DIRECTION:
Reproduce every line of the data below verbatim, preserving its order and line breaks.

--- START OF ROWS ---

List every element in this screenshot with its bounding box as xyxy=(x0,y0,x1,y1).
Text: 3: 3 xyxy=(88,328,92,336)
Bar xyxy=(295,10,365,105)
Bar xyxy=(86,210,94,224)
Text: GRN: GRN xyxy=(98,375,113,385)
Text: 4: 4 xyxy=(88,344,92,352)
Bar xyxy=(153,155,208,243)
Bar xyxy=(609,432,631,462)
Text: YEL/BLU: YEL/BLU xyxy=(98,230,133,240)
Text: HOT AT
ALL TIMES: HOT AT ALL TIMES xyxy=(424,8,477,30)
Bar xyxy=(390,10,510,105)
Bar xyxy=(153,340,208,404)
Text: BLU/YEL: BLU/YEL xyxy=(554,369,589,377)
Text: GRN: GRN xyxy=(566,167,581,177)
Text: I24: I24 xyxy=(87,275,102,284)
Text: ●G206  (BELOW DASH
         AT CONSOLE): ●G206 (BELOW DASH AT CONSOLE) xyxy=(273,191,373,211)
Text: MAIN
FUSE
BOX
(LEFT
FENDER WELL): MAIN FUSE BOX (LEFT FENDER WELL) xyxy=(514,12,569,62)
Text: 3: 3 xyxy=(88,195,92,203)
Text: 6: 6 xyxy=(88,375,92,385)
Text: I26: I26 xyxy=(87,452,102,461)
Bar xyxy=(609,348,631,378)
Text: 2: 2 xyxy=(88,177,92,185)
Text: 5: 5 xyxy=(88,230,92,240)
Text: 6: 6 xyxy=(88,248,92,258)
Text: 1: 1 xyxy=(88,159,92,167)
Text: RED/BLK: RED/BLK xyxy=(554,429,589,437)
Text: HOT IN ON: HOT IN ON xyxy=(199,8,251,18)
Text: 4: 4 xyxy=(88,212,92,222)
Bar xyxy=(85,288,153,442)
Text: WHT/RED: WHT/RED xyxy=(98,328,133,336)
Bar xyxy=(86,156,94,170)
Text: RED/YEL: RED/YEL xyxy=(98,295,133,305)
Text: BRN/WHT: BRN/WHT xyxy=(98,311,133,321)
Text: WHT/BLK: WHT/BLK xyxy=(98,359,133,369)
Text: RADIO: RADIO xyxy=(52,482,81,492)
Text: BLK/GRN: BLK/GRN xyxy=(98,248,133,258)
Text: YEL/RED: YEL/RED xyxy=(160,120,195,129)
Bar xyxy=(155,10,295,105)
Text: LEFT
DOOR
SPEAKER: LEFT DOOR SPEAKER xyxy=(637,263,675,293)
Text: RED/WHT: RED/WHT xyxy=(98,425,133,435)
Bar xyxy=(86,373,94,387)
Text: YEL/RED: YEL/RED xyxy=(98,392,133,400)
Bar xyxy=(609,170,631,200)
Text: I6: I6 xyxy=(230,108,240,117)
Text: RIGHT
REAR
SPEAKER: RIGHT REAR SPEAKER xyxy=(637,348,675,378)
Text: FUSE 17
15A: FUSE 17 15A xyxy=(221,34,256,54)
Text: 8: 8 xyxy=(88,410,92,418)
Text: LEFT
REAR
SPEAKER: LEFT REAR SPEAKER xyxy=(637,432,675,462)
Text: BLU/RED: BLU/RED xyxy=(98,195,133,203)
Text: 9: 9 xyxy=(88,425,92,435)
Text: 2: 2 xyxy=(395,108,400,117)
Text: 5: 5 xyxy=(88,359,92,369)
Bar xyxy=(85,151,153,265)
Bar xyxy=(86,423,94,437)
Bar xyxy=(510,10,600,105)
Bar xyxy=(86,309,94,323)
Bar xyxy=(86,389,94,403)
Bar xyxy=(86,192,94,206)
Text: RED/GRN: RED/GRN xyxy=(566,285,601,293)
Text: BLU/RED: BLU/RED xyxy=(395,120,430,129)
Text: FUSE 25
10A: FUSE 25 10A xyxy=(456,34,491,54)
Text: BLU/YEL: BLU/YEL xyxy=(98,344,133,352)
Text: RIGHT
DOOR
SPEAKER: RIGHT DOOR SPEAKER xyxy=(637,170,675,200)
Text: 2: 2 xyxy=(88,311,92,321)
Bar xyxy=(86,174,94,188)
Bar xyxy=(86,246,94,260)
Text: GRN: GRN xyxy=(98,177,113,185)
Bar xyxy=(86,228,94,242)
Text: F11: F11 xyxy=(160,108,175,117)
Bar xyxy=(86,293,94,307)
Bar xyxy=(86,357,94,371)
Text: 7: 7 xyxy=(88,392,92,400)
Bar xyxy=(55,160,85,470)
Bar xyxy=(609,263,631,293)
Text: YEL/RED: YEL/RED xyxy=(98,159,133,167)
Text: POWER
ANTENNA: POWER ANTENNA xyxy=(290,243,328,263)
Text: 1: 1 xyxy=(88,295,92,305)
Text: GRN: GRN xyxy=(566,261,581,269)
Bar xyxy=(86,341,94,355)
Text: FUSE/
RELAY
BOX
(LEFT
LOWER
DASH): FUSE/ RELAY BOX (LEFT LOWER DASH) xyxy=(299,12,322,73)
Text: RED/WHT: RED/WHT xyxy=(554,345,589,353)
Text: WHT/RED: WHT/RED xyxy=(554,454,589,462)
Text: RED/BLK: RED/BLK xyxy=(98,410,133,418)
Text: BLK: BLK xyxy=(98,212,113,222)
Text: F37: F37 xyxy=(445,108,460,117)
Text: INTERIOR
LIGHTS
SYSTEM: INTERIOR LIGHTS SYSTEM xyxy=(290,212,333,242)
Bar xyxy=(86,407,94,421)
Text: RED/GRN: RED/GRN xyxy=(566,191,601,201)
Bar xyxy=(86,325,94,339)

--- END OF ROWS ---

EXPECTED ANSWER:
List every element in this screenshot with its bounding box as xyxy=(x0,y0,x1,y1).
Text: 3: 3 xyxy=(88,328,92,336)
Bar xyxy=(295,10,365,105)
Bar xyxy=(86,210,94,224)
Text: GRN: GRN xyxy=(98,375,113,385)
Text: 4: 4 xyxy=(88,344,92,352)
Bar xyxy=(153,155,208,243)
Bar xyxy=(609,432,631,462)
Text: YEL/BLU: YEL/BLU xyxy=(98,230,133,240)
Text: HOT AT
ALL TIMES: HOT AT ALL TIMES xyxy=(424,8,477,30)
Bar xyxy=(390,10,510,105)
Bar xyxy=(153,340,208,404)
Text: BLU/YEL: BLU/YEL xyxy=(554,369,589,377)
Text: GRN: GRN xyxy=(566,167,581,177)
Text: I24: I24 xyxy=(87,275,102,284)
Text: ●G206  (BELOW DASH
         AT CONSOLE): ●G206 (BELOW DASH AT CONSOLE) xyxy=(273,191,373,211)
Text: MAIN
FUSE
BOX
(LEFT
FENDER WELL): MAIN FUSE BOX (LEFT FENDER WELL) xyxy=(514,12,569,62)
Text: 3: 3 xyxy=(88,195,92,203)
Text: 6: 6 xyxy=(88,375,92,385)
Text: I26: I26 xyxy=(87,452,102,461)
Bar xyxy=(609,348,631,378)
Text: 2: 2 xyxy=(88,177,92,185)
Text: 5: 5 xyxy=(88,230,92,240)
Text: 6: 6 xyxy=(88,248,92,258)
Text: 1: 1 xyxy=(88,159,92,167)
Text: RED/BLK: RED/BLK xyxy=(554,429,589,437)
Text: HOT IN ON: HOT IN ON xyxy=(199,8,251,18)
Text: 4: 4 xyxy=(88,212,92,222)
Bar xyxy=(85,288,153,442)
Text: WHT/RED: WHT/RED xyxy=(98,328,133,336)
Bar xyxy=(86,156,94,170)
Text: RED/YEL: RED/YEL xyxy=(98,295,133,305)
Text: BRN/WHT: BRN/WHT xyxy=(98,311,133,321)
Text: WHT/BLK: WHT/BLK xyxy=(98,359,133,369)
Text: RADIO: RADIO xyxy=(52,482,81,492)
Text: BLK/GRN: BLK/GRN xyxy=(98,248,133,258)
Text: YEL/RED: YEL/RED xyxy=(160,120,195,129)
Bar xyxy=(155,10,295,105)
Text: LEFT
DOOR
SPEAKER: LEFT DOOR SPEAKER xyxy=(637,263,675,293)
Text: RED/WHT: RED/WHT xyxy=(98,425,133,435)
Bar xyxy=(86,373,94,387)
Text: YEL/RED: YEL/RED xyxy=(98,392,133,400)
Bar xyxy=(609,170,631,200)
Text: I6: I6 xyxy=(230,108,240,117)
Text: RIGHT
REAR
SPEAKER: RIGHT REAR SPEAKER xyxy=(637,348,675,378)
Text: FUSE 17
15A: FUSE 17 15A xyxy=(221,34,256,54)
Text: 8: 8 xyxy=(88,410,92,418)
Text: LEFT
REAR
SPEAKER: LEFT REAR SPEAKER xyxy=(637,432,675,462)
Text: BLU/RED: BLU/RED xyxy=(98,195,133,203)
Text: 9: 9 xyxy=(88,425,92,435)
Text: 2: 2 xyxy=(395,108,400,117)
Text: 5: 5 xyxy=(88,359,92,369)
Bar xyxy=(85,151,153,265)
Bar xyxy=(86,423,94,437)
Bar xyxy=(510,10,600,105)
Bar xyxy=(86,309,94,323)
Bar xyxy=(86,389,94,403)
Bar xyxy=(86,192,94,206)
Text: RED/GRN: RED/GRN xyxy=(566,285,601,293)
Text: BLU/RED: BLU/RED xyxy=(395,120,430,129)
Text: FUSE 25
10A: FUSE 25 10A xyxy=(456,34,491,54)
Text: BLU/YEL: BLU/YEL xyxy=(98,344,133,352)
Text: RIGHT
DOOR
SPEAKER: RIGHT DOOR SPEAKER xyxy=(637,170,675,200)
Text: 2: 2 xyxy=(88,311,92,321)
Bar xyxy=(86,174,94,188)
Bar xyxy=(86,246,94,260)
Text: GRN: GRN xyxy=(98,177,113,185)
Bar xyxy=(86,228,94,242)
Text: F11: F11 xyxy=(160,108,175,117)
Bar xyxy=(86,293,94,307)
Bar xyxy=(86,357,94,371)
Text: 7: 7 xyxy=(88,392,92,400)
Bar xyxy=(55,160,85,470)
Bar xyxy=(609,263,631,293)
Text: YEL/RED: YEL/RED xyxy=(98,159,133,167)
Text: POWER
ANTENNA: POWER ANTENNA xyxy=(290,243,328,263)
Text: 1: 1 xyxy=(88,295,92,305)
Text: GRN: GRN xyxy=(566,261,581,269)
Bar xyxy=(86,341,94,355)
Text: FUSE/
RELAY
BOX
(LEFT
LOWER
DASH): FUSE/ RELAY BOX (LEFT LOWER DASH) xyxy=(299,12,322,73)
Text: RED/WHT: RED/WHT xyxy=(554,345,589,353)
Text: WHT/RED: WHT/RED xyxy=(554,454,589,462)
Text: RED/BLK: RED/BLK xyxy=(98,410,133,418)
Text: BLK: BLK xyxy=(98,212,113,222)
Text: F37: F37 xyxy=(445,108,460,117)
Text: INTERIOR
LIGHTS
SYSTEM: INTERIOR LIGHTS SYSTEM xyxy=(290,212,333,242)
Bar xyxy=(86,407,94,421)
Text: RED/GRN: RED/GRN xyxy=(566,191,601,201)
Bar xyxy=(86,325,94,339)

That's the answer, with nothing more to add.